[INPUT MATERIAL start]
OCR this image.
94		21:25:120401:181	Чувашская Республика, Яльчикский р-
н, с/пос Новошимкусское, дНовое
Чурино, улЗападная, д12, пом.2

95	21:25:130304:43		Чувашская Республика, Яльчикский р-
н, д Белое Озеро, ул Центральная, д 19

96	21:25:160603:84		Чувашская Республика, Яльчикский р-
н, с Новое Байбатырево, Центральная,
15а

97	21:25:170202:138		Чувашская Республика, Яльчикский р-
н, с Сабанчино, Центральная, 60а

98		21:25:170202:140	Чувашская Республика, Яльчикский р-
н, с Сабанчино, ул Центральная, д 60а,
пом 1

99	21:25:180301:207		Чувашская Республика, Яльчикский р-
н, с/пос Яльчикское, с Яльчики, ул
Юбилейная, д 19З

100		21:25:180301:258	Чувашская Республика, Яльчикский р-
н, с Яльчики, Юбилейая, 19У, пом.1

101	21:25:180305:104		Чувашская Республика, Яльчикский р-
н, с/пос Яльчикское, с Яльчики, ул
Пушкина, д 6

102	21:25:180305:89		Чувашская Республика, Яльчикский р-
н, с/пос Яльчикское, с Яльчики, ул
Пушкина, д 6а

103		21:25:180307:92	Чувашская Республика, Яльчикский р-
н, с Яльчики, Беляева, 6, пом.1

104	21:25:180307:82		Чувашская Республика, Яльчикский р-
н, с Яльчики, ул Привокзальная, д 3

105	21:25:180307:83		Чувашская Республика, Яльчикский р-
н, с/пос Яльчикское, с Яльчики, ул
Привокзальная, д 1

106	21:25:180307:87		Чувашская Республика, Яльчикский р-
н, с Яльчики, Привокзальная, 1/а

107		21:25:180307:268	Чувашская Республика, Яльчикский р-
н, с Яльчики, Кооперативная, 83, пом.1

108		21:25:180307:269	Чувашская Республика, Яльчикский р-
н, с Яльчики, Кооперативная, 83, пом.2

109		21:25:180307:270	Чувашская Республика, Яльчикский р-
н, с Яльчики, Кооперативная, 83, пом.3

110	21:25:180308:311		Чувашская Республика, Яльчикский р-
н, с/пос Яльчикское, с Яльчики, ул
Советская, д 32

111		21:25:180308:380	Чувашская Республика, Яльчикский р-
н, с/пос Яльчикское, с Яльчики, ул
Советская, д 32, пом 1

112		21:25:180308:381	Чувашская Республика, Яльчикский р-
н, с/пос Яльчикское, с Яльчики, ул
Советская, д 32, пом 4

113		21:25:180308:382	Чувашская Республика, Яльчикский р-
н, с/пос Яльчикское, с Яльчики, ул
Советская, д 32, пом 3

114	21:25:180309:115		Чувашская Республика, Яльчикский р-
[INPUT MATERIAL end]
Retype all of the entries precisely as they are.

OCR this image.
94		21:25:120401:181	Чувашская Республика, Яльчикский р-
н, с/пос Новошимкусское, дНовое
Чурино, улЗападная, д12, пом.2

95	21:25:130304:43		Чувашская Республика, Яльчикский р-
н, д Белое Озеро, ул Центральная, д 19

96	21:25:160603:84		Чувашская Республика, Яльчикский р-
н, с Новое Байбатырево, Центральная,
15а

97	21:25:170202:138		Чувашская Республика, Яльчикский р-
н, с Сабанчино, Центральная, 60а

98		21:25:170202:140	Чувашская Республика, Яльчикский р-
н, с Сабанчино, ул Центральная, д 60а,
пом 1

99	21:25:180301:207		Чувашская Республика, Яльчикский р-
н, с/пос Яльчикское, с Яльчики, ул
Юбилейная, д 19З

100		21:25:180301:258	Чувашская Республика, Яльчикский р-
н, с Яльчики, Юбилейая, 19У, пом.1

101	21:25:180305:104		Чувашская Республика, Яльчикский р-
н, с/пос Яльчикское, с Яльчики, ул
Пушкина, д 6

102	21:25:180305:89		Чувашская Республика, Яльчикский р-
н, с/пос Яльчикское, с Яльчики, ул
Пушкина, д 6а

103		21:25:180307:92	Чувашская Республика, Яльчикский р-
н, с Яльчики, Беляева, 6, пом.1

104	21:25:180307:82		Чувашская Республика, Яльчикский р-
н, с Яльчики, ул Привокзальная, д 3

105	21:25:180307:83		Чувашская Республика, Яльчикский р-
н, с/пос Яльчикское, с Яльчики, ул
Привокзальная, д 1

106	21:25:180307:87		Чувашская Республика, Яльчикский р-
н, с Яльчики, Привокзальная, 1/а

107		21:25:180307:268	Чувашская Республика, Яльчикский р-
н, с Яльчики, Кооперативная, 83, пом.1

108		21:25:180307:269	Чувашская Республика, Яльчикский р-
н, с Яльчики, Кооперативная, 83, пом.2

109		21:25:180307:270	Чувашская Республика, Яльчикский р-
н, с Яльчики, Кооперативная, 83, пом.3

110	21:25:180308:311		Чувашская Республика, Яльчикский р-
н, с/пос Яльчикское, с Яльчики, ул
Советская, д 32

111		21:25:180308:380	Чувашская Республика, Яльчикский р-
н, с/пос Яльчикское, с Яльчики, ул
Советская, д 32, пом 1

112		21:25:180308:381	Чувашская Республика, Яльчикский р-
н, с/пос Яльчикское, с Яльчики, ул
Советская, д 32, пом 4

113		21:25:180308:382	Чувашская Республика, Яльчикский р-
н, с/пос Яльчикское, с Яльчики, ул
Советская, д 32, пом 3

114	21:25:180309:115		Чувашская Республика, Яльчикский р-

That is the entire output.